→ THE EXERCISE: In the following material, identify every line holding the string "最后一位" and return it.

===== EXERCISE MATERIALS =====

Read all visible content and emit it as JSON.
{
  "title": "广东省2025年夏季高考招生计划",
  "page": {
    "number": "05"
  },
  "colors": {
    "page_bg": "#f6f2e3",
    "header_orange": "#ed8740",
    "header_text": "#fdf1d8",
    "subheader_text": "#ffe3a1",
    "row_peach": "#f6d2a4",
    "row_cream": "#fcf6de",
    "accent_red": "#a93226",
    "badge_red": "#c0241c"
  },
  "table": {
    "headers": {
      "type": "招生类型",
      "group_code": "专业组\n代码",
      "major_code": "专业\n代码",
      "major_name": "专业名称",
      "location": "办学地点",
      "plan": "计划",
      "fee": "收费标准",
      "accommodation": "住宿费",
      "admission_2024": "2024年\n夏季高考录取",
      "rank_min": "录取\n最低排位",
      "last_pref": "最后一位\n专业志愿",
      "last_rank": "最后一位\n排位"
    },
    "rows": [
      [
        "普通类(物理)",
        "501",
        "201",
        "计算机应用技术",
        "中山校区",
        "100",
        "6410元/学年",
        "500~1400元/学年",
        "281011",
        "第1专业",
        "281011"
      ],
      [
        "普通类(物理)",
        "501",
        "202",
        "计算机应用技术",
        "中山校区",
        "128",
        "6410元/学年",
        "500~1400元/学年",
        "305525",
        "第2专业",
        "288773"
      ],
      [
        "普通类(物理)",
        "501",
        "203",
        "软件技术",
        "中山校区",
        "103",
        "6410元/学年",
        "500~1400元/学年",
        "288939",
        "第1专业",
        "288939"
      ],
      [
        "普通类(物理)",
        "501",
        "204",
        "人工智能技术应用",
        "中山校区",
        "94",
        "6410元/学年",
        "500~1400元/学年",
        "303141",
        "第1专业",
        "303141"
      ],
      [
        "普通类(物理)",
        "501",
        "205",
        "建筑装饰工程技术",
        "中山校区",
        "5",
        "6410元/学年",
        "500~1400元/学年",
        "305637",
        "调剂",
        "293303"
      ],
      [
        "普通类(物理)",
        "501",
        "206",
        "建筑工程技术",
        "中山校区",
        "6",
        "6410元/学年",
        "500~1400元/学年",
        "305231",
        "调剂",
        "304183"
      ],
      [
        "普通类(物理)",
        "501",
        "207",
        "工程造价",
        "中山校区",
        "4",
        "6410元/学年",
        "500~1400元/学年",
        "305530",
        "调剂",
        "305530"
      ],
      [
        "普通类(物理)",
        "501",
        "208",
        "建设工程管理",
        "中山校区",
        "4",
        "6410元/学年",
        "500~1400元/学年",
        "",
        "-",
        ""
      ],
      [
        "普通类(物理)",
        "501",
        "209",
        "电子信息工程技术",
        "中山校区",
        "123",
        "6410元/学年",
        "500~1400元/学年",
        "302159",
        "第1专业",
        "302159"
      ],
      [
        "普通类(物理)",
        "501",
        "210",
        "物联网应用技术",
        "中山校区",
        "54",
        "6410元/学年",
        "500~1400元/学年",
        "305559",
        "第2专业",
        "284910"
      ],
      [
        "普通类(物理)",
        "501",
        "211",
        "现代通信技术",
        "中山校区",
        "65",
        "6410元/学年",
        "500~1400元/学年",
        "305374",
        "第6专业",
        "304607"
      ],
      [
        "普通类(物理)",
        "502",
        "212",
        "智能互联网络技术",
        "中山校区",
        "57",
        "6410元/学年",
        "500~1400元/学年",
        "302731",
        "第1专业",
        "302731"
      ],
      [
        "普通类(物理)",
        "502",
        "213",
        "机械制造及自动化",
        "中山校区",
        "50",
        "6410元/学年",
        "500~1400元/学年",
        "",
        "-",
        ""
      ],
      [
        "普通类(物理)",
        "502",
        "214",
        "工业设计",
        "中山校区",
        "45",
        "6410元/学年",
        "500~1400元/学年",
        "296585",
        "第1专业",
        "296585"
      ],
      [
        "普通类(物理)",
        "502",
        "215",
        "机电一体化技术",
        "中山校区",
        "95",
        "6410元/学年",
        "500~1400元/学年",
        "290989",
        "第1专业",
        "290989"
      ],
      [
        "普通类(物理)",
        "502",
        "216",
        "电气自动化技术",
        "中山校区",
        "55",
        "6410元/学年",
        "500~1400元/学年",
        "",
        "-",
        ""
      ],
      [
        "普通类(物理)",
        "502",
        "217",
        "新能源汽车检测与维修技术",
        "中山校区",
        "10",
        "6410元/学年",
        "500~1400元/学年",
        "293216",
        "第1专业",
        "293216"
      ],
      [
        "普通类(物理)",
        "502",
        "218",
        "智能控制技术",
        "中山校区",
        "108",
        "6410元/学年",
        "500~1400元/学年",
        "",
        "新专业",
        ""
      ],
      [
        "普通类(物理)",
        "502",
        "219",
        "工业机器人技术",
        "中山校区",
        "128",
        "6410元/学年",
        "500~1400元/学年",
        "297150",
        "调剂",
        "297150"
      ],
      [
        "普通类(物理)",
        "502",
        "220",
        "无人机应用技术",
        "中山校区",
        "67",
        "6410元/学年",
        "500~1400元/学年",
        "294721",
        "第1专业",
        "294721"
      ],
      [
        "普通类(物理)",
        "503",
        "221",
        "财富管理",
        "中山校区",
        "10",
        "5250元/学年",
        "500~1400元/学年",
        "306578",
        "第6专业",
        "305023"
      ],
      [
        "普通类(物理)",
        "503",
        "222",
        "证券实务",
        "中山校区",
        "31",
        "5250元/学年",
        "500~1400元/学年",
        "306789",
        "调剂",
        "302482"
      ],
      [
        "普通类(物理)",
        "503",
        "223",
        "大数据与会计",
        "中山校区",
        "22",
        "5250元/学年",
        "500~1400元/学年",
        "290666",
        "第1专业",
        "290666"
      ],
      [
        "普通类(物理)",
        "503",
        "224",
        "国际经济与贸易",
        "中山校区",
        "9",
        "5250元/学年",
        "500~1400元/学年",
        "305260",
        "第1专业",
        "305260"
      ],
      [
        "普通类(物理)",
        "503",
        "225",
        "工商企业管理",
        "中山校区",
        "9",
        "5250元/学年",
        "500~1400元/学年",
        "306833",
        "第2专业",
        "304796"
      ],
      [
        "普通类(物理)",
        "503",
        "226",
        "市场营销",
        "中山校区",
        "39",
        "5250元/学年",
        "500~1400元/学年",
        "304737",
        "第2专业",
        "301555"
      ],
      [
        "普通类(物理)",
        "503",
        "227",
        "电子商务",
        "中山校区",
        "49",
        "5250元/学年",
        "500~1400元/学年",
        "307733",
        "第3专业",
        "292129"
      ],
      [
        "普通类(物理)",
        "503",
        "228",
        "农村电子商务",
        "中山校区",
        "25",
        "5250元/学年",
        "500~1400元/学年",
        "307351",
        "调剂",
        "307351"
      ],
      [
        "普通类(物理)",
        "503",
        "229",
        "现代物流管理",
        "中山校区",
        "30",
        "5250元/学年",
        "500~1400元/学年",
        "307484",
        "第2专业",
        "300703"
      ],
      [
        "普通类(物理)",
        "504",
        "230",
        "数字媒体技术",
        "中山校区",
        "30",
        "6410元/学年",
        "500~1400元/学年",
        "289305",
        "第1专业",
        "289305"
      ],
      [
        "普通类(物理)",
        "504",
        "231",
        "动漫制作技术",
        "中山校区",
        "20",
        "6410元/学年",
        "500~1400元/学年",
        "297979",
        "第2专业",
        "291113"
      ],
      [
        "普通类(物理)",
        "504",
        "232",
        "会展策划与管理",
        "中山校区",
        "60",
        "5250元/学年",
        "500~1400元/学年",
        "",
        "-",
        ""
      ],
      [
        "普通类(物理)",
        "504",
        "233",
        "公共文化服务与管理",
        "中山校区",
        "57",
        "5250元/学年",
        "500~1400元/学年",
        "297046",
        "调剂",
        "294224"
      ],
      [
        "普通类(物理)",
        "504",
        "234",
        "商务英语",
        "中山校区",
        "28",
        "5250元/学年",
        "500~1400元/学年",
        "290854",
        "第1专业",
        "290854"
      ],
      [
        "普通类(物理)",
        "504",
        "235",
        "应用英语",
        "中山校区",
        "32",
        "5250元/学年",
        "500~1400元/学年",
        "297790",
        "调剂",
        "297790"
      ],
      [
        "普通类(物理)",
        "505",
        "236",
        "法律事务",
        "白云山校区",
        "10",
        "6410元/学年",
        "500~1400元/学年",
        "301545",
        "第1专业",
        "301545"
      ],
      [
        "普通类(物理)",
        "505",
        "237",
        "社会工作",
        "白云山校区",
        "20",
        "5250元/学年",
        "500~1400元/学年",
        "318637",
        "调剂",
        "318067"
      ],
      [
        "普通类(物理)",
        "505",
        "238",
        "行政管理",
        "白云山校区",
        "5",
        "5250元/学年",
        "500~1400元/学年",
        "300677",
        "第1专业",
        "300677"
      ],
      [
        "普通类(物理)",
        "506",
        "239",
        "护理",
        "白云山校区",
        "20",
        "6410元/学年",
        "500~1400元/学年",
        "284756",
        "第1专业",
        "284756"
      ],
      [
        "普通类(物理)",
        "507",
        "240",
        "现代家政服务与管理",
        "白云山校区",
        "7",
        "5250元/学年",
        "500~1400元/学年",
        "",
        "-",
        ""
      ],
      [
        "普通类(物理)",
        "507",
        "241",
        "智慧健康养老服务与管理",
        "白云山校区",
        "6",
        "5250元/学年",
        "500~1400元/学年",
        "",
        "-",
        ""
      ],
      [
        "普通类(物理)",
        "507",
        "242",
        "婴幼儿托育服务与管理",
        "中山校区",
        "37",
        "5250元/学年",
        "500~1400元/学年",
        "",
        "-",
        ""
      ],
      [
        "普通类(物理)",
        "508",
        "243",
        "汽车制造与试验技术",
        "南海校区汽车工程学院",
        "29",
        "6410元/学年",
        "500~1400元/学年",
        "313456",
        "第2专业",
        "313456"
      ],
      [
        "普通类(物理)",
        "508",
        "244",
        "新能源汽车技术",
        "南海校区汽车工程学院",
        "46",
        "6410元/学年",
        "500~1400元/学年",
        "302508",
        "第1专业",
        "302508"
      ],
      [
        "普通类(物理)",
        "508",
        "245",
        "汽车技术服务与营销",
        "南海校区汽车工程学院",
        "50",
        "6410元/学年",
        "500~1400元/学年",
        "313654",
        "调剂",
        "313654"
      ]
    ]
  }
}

=====

→ FULL SOLUTION:
      "last_pref": "最后一位\n专业志愿",
      "last_rank": "最后一位\n排位"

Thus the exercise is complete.